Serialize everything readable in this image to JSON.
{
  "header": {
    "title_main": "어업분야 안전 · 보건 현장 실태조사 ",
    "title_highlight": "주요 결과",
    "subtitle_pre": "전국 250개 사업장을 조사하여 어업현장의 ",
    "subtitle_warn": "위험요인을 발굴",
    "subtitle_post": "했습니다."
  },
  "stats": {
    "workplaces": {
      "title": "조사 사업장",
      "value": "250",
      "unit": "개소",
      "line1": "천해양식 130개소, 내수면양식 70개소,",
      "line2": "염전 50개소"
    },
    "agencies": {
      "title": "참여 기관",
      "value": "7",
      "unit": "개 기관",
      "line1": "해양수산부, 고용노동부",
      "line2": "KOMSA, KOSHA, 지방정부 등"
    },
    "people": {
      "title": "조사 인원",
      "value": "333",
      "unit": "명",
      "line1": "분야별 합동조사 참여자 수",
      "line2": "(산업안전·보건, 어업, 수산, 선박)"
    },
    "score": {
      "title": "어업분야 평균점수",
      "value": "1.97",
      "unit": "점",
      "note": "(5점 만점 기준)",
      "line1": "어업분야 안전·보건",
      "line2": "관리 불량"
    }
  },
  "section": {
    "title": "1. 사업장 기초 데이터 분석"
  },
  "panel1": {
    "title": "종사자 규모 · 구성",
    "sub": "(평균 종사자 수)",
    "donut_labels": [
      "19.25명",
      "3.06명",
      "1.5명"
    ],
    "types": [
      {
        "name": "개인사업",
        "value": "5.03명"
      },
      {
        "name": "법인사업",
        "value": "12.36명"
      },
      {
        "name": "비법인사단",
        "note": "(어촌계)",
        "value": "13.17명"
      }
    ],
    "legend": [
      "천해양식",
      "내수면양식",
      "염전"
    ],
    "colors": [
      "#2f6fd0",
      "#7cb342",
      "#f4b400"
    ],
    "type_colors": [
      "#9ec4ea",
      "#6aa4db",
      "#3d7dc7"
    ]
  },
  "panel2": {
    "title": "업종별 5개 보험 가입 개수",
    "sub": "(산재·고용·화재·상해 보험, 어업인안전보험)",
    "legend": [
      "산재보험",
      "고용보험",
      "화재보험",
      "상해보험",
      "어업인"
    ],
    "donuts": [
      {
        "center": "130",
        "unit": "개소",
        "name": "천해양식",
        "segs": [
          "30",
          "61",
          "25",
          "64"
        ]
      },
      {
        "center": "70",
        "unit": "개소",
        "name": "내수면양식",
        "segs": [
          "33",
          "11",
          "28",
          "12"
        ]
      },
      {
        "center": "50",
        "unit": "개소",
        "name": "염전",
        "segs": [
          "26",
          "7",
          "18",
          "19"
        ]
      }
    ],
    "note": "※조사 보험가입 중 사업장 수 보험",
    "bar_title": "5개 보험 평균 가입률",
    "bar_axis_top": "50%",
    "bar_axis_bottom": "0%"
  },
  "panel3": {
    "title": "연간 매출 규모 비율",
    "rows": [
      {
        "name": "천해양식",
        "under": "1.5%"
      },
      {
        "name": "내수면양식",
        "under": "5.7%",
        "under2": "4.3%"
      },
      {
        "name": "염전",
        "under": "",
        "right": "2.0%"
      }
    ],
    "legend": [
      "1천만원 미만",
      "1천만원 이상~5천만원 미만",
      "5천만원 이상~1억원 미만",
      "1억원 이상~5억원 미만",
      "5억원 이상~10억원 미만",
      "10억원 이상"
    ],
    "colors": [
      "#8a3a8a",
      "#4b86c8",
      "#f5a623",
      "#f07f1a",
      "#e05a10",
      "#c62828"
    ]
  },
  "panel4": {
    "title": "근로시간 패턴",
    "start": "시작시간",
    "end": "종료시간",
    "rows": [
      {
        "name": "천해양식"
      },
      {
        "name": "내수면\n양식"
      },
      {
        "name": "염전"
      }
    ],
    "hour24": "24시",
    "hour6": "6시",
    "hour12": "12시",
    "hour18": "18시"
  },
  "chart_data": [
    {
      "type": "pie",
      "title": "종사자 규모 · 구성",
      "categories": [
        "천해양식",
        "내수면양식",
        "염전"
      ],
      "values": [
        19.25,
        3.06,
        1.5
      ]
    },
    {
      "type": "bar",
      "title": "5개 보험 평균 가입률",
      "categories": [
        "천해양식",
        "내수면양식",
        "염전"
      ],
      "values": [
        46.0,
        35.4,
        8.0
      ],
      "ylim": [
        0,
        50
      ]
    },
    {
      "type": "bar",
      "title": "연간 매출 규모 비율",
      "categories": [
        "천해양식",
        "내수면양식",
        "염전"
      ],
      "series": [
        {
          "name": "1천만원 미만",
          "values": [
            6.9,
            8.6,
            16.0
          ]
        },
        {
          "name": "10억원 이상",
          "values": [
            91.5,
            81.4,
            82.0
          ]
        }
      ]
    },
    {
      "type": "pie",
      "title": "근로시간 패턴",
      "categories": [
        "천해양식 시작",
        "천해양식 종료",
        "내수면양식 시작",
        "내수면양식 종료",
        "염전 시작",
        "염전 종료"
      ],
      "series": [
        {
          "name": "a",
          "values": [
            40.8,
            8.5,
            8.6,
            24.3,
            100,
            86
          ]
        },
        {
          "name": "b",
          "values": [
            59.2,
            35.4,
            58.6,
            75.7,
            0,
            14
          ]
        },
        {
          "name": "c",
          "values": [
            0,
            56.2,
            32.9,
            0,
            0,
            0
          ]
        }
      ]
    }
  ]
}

● ● ● ●

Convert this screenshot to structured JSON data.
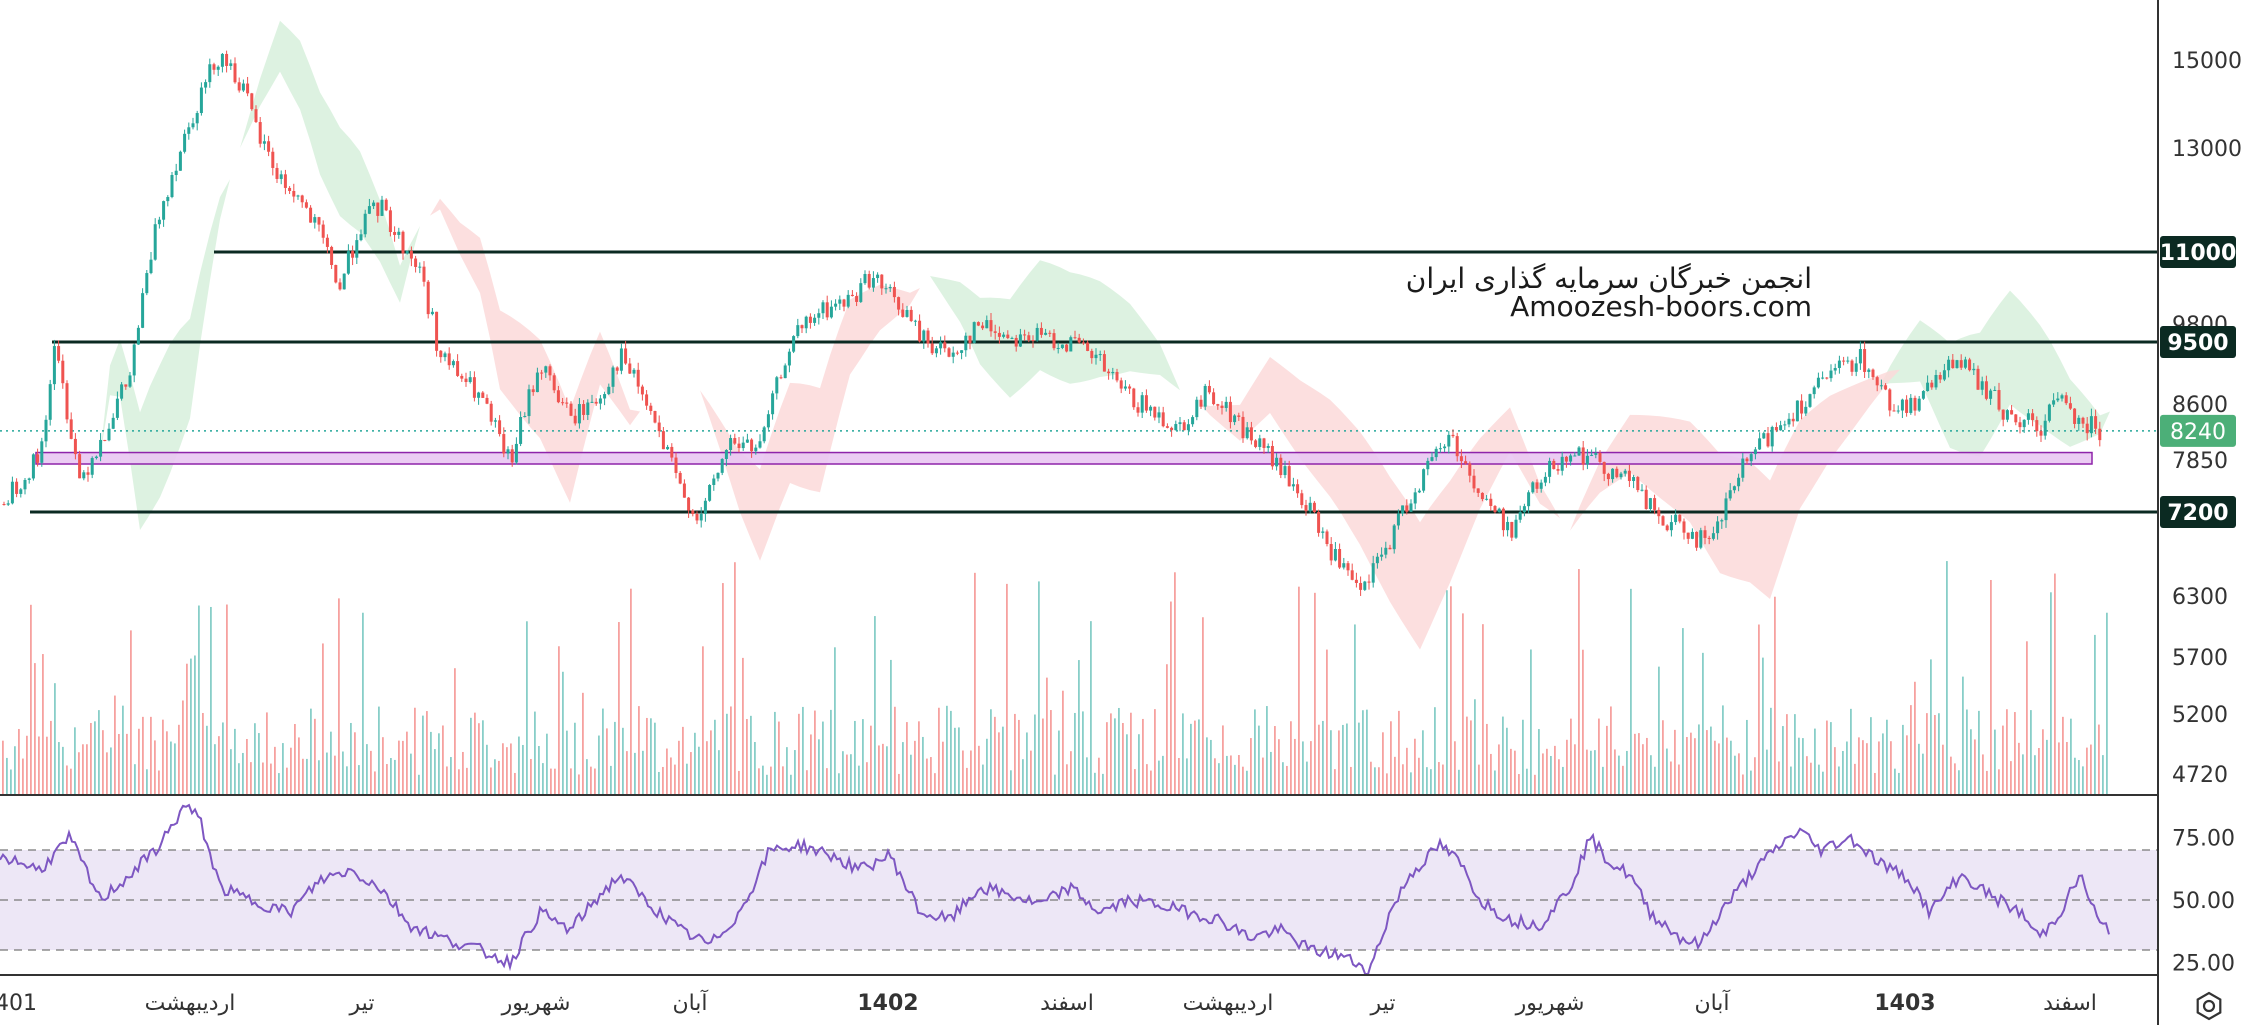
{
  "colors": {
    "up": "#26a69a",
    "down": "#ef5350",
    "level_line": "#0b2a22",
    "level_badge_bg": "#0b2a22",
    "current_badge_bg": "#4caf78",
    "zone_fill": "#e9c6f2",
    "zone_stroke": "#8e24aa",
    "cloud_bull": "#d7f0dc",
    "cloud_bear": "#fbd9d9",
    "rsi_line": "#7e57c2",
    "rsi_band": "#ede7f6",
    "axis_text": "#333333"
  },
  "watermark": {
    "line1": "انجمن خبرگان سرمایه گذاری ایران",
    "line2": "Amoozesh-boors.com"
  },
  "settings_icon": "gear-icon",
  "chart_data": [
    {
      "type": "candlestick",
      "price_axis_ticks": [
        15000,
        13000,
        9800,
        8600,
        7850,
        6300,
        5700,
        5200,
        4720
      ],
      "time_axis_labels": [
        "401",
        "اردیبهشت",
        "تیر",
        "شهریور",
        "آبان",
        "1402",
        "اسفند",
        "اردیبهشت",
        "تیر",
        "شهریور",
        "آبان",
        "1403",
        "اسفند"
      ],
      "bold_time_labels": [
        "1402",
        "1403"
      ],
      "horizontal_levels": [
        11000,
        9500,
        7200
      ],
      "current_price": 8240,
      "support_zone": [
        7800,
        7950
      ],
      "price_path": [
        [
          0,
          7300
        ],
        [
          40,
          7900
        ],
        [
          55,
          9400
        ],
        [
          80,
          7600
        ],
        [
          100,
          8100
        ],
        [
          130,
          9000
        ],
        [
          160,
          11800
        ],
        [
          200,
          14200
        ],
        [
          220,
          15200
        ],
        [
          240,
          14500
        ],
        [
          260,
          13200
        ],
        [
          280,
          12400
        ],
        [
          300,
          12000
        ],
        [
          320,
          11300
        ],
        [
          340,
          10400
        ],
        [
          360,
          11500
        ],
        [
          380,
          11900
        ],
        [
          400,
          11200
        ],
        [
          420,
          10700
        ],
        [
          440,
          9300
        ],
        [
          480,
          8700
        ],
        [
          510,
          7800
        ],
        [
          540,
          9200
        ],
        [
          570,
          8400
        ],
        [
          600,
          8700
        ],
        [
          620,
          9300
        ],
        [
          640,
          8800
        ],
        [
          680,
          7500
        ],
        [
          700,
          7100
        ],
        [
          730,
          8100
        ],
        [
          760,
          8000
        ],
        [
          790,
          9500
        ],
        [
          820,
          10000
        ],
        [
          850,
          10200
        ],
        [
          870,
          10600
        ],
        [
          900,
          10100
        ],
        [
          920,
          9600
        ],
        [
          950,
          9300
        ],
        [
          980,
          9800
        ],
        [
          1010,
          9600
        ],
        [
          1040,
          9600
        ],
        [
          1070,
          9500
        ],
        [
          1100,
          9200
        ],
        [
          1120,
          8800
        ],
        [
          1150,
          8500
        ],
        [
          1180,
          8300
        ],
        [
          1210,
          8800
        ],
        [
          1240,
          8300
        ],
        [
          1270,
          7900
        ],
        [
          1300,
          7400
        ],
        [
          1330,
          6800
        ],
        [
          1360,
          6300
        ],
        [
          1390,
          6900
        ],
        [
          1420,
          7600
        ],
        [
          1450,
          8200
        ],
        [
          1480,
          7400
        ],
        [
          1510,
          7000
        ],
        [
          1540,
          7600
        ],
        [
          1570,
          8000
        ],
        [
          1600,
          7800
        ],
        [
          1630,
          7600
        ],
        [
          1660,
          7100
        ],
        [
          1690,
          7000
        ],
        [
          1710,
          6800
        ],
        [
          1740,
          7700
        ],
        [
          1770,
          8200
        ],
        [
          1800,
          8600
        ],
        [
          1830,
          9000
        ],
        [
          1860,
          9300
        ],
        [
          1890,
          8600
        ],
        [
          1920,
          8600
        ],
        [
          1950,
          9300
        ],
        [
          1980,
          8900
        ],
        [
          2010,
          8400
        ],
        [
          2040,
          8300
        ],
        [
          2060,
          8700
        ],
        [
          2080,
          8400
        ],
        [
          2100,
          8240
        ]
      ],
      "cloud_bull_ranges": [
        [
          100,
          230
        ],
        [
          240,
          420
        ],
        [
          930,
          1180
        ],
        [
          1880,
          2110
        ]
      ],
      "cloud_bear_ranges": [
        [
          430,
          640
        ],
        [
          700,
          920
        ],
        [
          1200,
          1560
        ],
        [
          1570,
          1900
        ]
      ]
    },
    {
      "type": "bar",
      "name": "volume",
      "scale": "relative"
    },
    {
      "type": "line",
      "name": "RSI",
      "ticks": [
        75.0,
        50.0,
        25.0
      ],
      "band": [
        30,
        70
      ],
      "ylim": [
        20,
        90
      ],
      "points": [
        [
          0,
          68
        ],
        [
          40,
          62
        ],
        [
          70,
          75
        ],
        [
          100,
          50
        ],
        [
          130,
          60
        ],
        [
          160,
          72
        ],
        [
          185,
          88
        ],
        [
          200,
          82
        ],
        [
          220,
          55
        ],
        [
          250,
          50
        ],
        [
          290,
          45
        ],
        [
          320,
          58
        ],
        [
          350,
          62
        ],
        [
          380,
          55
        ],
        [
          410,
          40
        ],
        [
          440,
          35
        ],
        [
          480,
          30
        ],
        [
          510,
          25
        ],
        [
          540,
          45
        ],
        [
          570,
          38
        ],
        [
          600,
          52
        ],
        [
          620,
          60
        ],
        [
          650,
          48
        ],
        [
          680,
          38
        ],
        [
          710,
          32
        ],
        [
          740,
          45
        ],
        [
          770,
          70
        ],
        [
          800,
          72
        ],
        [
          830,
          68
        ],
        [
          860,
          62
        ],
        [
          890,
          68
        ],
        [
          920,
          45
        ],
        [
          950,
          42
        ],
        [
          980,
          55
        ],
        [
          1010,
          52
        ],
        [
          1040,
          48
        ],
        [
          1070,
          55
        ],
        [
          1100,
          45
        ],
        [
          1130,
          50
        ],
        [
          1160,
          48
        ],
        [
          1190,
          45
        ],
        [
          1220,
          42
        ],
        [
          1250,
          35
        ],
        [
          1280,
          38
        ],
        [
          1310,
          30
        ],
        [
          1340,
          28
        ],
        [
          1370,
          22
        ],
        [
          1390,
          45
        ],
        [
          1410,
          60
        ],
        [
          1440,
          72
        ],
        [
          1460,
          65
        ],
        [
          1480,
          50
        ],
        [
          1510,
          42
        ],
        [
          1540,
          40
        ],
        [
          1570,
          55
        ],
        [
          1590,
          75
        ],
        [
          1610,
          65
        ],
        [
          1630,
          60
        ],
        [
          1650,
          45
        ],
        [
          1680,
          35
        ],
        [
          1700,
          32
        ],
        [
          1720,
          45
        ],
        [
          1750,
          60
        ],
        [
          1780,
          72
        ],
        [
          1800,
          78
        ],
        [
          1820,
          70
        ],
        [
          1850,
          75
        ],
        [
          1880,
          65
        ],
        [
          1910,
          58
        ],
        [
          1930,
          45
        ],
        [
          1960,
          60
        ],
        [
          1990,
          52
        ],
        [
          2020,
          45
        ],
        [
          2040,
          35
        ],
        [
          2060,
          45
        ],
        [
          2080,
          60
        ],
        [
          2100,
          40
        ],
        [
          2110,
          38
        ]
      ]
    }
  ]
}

● ● ● ●

• _Given request_:
Gather all the lines that include the word "JSON" and copy them out.

• _Task result_:
Serialize everything readable in this image to JSON.
Convert this screenshot to structured JSON data.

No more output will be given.